* _Stated goal_:
Present every line in which the string "that" appears.

[Stored data entries]
____________

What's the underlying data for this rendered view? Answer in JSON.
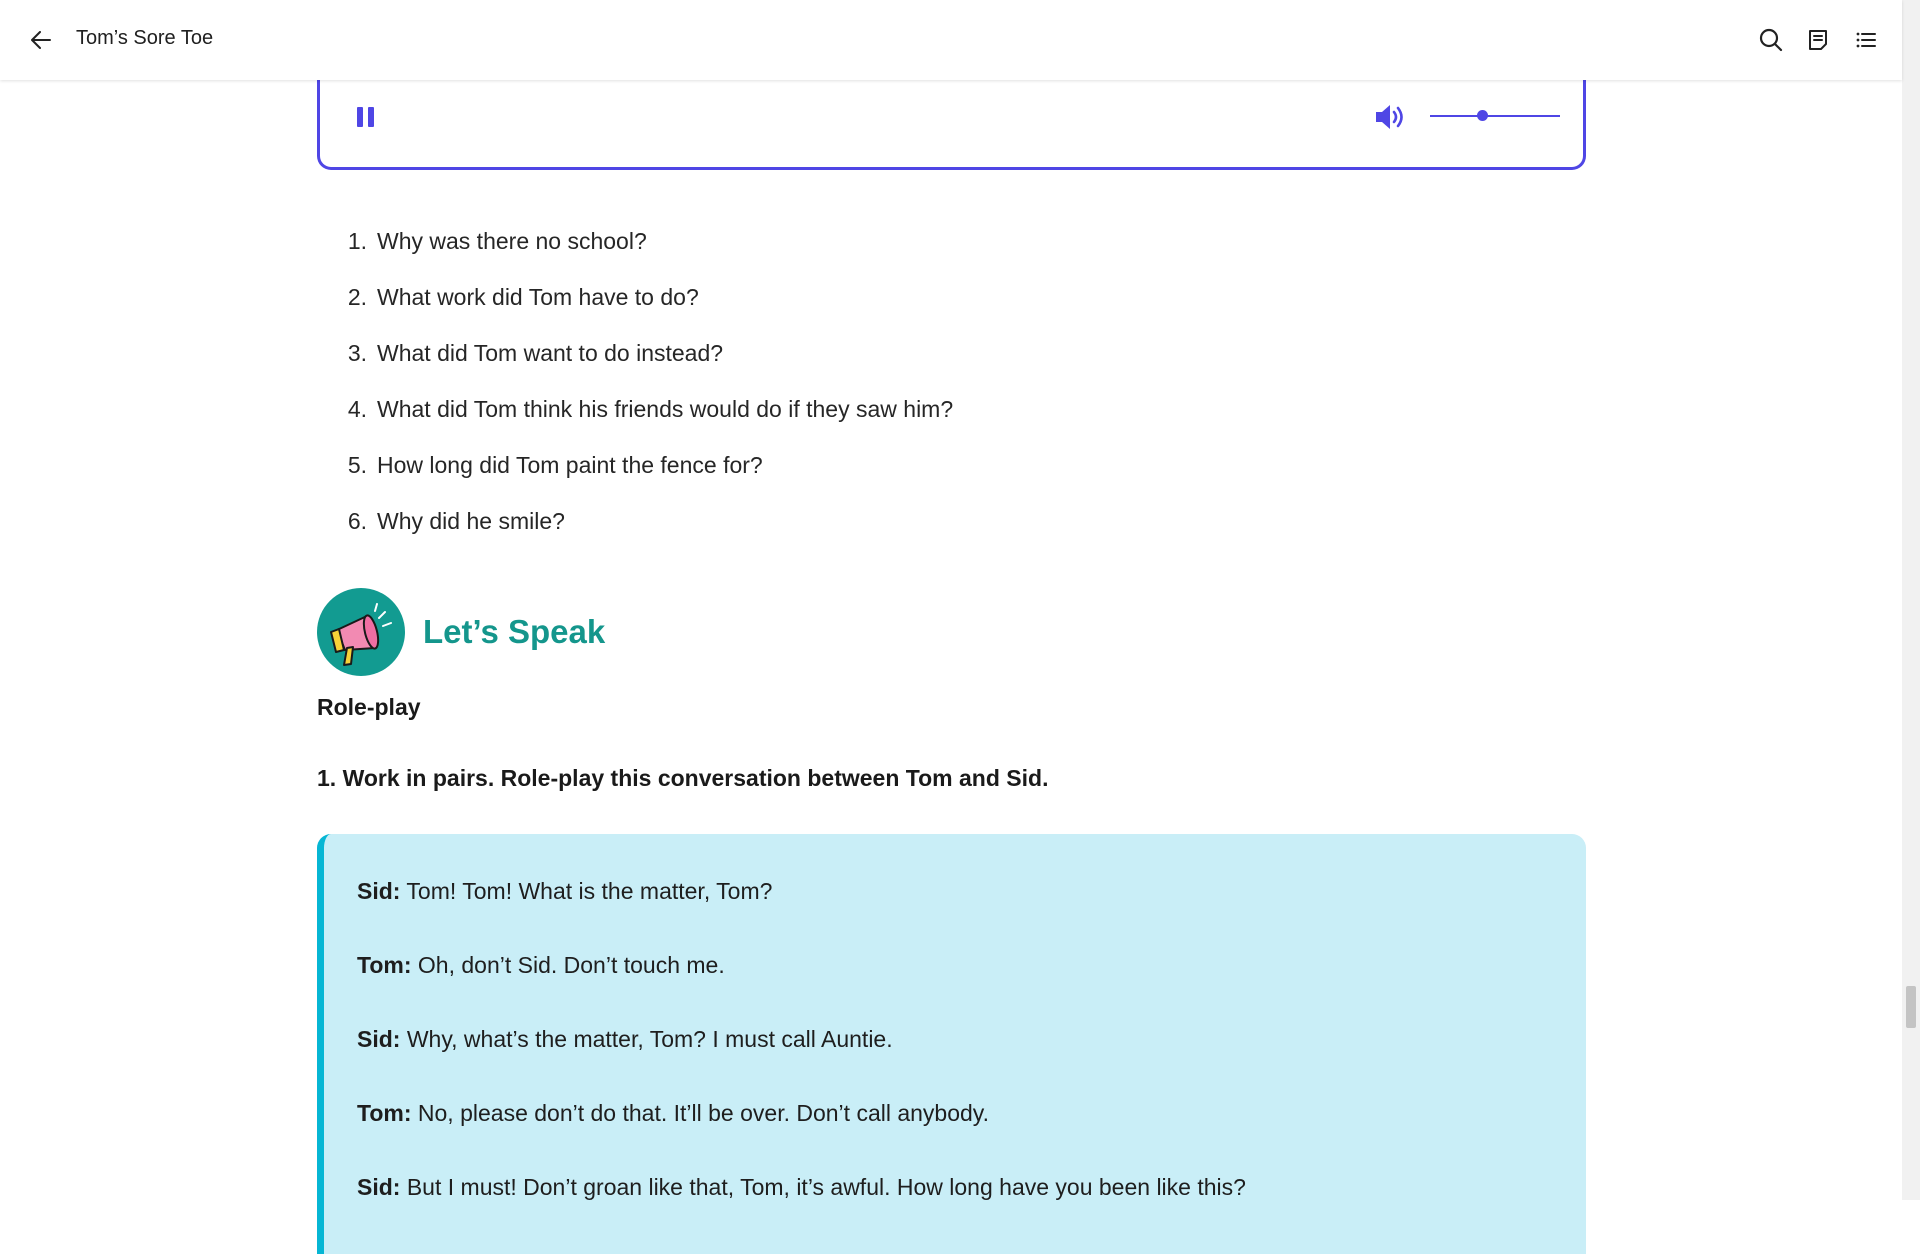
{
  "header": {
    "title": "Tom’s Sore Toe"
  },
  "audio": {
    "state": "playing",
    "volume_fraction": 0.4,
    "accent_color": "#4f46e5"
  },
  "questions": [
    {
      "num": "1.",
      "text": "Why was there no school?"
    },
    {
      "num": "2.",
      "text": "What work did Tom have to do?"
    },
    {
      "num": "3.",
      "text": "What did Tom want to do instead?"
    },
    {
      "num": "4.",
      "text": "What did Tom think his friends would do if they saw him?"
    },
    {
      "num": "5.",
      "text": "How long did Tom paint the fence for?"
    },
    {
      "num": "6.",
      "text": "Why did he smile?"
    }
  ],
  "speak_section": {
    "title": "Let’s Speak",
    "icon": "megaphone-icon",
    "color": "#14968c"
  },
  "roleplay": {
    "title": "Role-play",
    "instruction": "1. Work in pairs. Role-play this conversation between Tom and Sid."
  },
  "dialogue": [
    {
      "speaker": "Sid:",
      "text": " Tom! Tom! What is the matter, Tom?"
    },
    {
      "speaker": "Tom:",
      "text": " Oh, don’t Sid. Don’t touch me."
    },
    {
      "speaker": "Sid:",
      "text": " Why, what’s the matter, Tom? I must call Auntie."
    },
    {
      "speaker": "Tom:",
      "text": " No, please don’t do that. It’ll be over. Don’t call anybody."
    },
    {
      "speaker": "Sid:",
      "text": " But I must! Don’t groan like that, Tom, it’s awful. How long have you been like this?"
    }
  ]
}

____________

* _Written reply_:
      "text": " No, please don’t do that. It’ll be over. Don’t call anybody."
      "text": " But I must! Don’t groan like that, Tom, it’s awful. How long have you been like this?"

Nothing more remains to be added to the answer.